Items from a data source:
-=-=-=-=-
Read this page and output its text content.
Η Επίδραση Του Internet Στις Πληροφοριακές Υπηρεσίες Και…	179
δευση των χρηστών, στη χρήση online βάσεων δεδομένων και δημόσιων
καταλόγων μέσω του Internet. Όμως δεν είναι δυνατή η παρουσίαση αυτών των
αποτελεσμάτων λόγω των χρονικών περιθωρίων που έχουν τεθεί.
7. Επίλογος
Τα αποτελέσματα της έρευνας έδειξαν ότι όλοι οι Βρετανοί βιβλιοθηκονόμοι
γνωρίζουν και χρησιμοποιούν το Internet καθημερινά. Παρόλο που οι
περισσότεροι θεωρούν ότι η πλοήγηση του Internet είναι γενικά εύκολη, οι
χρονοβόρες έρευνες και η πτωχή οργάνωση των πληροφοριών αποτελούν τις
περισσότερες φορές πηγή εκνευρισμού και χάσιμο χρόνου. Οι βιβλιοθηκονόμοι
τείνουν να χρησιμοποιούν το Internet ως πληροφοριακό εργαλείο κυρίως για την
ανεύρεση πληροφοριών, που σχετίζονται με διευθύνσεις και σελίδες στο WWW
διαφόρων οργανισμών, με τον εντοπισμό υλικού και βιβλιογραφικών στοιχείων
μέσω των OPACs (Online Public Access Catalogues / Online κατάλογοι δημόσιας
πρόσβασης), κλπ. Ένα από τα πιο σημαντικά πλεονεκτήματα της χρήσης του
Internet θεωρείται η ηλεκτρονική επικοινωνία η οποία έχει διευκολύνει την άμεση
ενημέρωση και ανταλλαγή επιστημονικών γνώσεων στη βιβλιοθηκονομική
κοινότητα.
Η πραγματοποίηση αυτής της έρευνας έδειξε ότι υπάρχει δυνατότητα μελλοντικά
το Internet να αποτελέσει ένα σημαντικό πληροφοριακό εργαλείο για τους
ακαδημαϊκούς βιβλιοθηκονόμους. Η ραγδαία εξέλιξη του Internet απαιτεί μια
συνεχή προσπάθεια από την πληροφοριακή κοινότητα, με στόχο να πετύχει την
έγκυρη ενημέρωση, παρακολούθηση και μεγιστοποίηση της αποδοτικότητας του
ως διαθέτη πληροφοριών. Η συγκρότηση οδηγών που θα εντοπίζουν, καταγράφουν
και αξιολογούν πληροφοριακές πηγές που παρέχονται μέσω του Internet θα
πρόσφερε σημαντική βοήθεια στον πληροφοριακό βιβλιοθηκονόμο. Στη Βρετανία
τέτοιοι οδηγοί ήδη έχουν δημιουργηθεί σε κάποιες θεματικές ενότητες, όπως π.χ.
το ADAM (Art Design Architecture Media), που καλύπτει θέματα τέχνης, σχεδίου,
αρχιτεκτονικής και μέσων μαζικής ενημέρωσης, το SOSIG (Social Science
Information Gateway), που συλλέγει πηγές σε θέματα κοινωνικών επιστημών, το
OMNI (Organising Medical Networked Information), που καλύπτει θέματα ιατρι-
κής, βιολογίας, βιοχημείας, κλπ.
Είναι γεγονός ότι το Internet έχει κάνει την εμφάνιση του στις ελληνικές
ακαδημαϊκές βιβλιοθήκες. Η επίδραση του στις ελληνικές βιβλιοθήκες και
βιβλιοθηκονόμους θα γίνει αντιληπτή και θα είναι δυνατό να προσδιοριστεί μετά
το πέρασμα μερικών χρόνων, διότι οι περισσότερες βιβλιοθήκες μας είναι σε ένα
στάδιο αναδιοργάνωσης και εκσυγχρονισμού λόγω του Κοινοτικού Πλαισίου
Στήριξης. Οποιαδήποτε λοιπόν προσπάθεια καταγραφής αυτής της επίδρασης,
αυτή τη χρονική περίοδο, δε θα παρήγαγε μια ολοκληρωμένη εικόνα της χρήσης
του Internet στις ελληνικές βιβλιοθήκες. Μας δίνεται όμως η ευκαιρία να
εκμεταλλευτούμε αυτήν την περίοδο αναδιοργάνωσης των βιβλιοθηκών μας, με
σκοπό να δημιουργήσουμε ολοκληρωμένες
-=-=-=-=-
● **Exercise aim**
Faithfully reproduce all of the records, character for character.

● **Task answer**
Read this page and output its text content.
Η Επίδραση Του Internet Στις Πληροφοριακές Υπηρεσίες Και…	179
δευση των χρηστών, στη χρήση online βάσεων δεδομένων και δημόσιων
καταλόγων μέσω του Internet. Όμως δεν είναι δυνατή η παρουσίαση αυτών των
αποτελεσμάτων λόγω των χρονικών περιθωρίων που έχουν τεθεί.
7. Επίλογος
Τα αποτελέσματα της έρευνας έδειξαν ότι όλοι οι Βρετανοί βιβλιοθηκονόμοι
γνωρίζουν και χρησιμοποιούν το Internet καθημερινά. Παρόλο που οι
περισσότεροι θεωρούν ότι η πλοήγηση του Internet είναι γενικά εύκολη, οι
χρονοβόρες έρευνες και η πτωχή οργάνωση των πληροφοριών αποτελούν τις
περισσότερες φορές πηγή εκνευρισμού και χάσιμο χρόνου. Οι βιβλιοθηκονόμοι
τείνουν να χρησιμοποιούν το Internet ως πληροφοριακό εργαλείο κυρίως για την
ανεύρεση πληροφοριών, που σχετίζονται με διευθύνσεις και σελίδες στο WWW
διαφόρων οργανισμών, με τον εντοπισμό υλικού και βιβλιογραφικών στοιχείων
μέσω των OPACs (Online Public Access Catalogues / Online κατάλογοι δημόσιας
πρόσβασης), κλπ. Ένα από τα πιο σημαντικά πλεονεκτήματα της χρήσης του
Internet θεωρείται η ηλεκτρονική επικοινωνία η οποία έχει διευκολύνει την άμεση
ενημέρωση και ανταλλαγή επιστημονικών γνώσεων στη βιβλιοθηκονομική
κοινότητα.
Η πραγματοποίηση αυτής της έρευνας έδειξε ότι υπάρχει δυνατότητα μελλοντικά
το Internet να αποτελέσει ένα σημαντικό πληροφοριακό εργαλείο για τους
ακαδημαϊκούς βιβλιοθηκονόμους. Η ραγδαία εξέλιξη του Internet απαιτεί μια
συνεχή προσπάθεια από την πληροφοριακή κοινότητα, με στόχο να πετύχει την
έγκυρη ενημέρωση, παρακολούθηση και μεγιστοποίηση της αποδοτικότητας του
ως διαθέτη πληροφοριών. Η συγκρότηση οδηγών που θα εντοπίζουν, καταγράφουν
και αξιολογούν πληροφοριακές πηγές που παρέχονται μέσω του Internet θα
πρόσφερε σημαντική βοήθεια στον πληροφοριακό βιβλιοθηκονόμο. Στη Βρετανία
τέτοιοι οδηγοί ήδη έχουν δημιουργηθεί σε κάποιες θεματικές ενότητες, όπως π.χ.
το ADAM (Art Design Architecture Media), που καλύπτει θέματα τέχνης, σχεδίου,
αρχιτεκτονικής και μέσων μαζικής ενημέρωσης, το SOSIG (Social Science
Information Gateway), που συλλέγει πηγές σε θέματα κοινωνικών επιστημών, το
OMNI (Organising Medical Networked Information), που καλύπτει θέματα ιατρι-
κής, βιολογίας, βιοχημείας, κλπ.
Είναι γεγονός ότι το Internet έχει κάνει την εμφάνιση του στις ελληνικές
ακαδημαϊκές βιβλιοθήκες. Η επίδραση του στις ελληνικές βιβλιοθήκες και
βιβλιοθηκονόμους θα γίνει αντιληπτή και θα είναι δυνατό να προσδιοριστεί μετά
το πέρασμα μερικών χρόνων, διότι οι περισσότερες βιβλιοθήκες μας είναι σε ένα
στάδιο αναδιοργάνωσης και εκσυγχρονισμού λόγω του Κοινοτικού Πλαισίου
Στήριξης. Οποιαδήποτε λοιπόν προσπάθεια καταγραφής αυτής της επίδρασης,
αυτή τη χρονική περίοδο, δε θα παρήγαγε μια ολοκληρωμένη εικόνα της χρήσης
του Internet στις ελληνικές βιβλιοθήκες. Μας δίνεται όμως η ευκαιρία να
εκμεταλλευτούμε αυτήν την περίοδο αναδιοργάνωσης των βιβλιοθηκών μας, με
σκοπό να δημιουργήσουμε ολοκληρωμένες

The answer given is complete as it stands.